# [Aim of the exercise]
Look through the entries and report how many lines include the word "инфраструктуры". Give the number alone.

# [Material to process]
____

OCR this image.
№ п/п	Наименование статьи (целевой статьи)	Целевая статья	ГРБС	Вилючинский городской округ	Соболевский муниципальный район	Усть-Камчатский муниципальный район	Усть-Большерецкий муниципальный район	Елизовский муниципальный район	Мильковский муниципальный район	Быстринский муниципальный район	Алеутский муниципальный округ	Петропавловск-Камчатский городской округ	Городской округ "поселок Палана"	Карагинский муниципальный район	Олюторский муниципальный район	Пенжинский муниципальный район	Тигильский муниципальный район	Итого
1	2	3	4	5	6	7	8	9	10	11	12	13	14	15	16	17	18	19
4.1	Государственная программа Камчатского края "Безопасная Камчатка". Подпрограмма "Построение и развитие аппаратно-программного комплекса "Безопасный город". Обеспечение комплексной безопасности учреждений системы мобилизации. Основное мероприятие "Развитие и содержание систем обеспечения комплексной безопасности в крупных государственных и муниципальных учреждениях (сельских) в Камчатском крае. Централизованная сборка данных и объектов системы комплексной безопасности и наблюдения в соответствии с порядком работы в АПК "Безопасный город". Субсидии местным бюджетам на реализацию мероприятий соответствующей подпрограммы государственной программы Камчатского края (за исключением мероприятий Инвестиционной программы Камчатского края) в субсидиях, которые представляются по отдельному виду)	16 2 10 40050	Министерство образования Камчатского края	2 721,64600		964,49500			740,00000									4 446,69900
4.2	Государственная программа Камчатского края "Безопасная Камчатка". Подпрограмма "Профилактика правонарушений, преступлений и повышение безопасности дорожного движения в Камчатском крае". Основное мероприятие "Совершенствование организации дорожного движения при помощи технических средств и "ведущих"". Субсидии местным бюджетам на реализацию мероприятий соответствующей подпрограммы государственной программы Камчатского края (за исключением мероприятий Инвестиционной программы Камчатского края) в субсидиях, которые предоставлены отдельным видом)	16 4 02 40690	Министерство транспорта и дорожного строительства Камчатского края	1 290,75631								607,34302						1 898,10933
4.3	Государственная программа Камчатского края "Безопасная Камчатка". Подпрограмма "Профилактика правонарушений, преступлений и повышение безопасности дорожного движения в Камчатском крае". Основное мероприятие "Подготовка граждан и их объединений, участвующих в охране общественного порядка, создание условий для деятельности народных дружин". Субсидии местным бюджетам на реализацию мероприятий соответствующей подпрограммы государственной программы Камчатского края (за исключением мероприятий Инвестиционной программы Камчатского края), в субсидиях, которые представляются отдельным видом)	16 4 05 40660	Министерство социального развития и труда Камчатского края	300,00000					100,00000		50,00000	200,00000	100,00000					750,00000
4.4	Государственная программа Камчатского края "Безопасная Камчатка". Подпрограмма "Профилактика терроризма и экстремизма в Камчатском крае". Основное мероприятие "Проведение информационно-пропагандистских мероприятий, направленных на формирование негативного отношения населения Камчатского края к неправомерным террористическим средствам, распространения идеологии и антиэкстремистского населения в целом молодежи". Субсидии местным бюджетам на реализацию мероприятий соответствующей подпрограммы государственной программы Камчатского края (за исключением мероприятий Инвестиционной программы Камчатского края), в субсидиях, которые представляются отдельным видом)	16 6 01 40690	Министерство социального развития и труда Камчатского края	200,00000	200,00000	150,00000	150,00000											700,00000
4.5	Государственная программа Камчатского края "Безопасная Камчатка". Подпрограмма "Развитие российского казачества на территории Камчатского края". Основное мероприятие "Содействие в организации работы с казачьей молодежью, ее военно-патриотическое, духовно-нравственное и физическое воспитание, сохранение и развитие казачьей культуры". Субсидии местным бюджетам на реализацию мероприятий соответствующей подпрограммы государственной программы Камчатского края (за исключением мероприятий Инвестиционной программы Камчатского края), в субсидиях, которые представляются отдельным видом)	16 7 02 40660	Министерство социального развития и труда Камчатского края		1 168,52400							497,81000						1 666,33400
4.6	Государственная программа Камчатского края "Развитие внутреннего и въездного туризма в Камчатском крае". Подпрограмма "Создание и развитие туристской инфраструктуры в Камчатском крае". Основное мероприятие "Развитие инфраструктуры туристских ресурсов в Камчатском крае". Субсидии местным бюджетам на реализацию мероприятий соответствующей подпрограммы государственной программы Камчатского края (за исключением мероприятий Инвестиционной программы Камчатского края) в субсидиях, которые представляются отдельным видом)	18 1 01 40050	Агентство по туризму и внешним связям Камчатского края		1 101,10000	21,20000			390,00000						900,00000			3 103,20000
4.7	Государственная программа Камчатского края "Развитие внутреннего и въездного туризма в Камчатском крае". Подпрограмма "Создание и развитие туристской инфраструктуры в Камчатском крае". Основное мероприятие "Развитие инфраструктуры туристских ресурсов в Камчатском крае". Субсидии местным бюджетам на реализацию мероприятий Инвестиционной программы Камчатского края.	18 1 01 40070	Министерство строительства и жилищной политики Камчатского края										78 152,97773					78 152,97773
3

____

# [Full answer]
2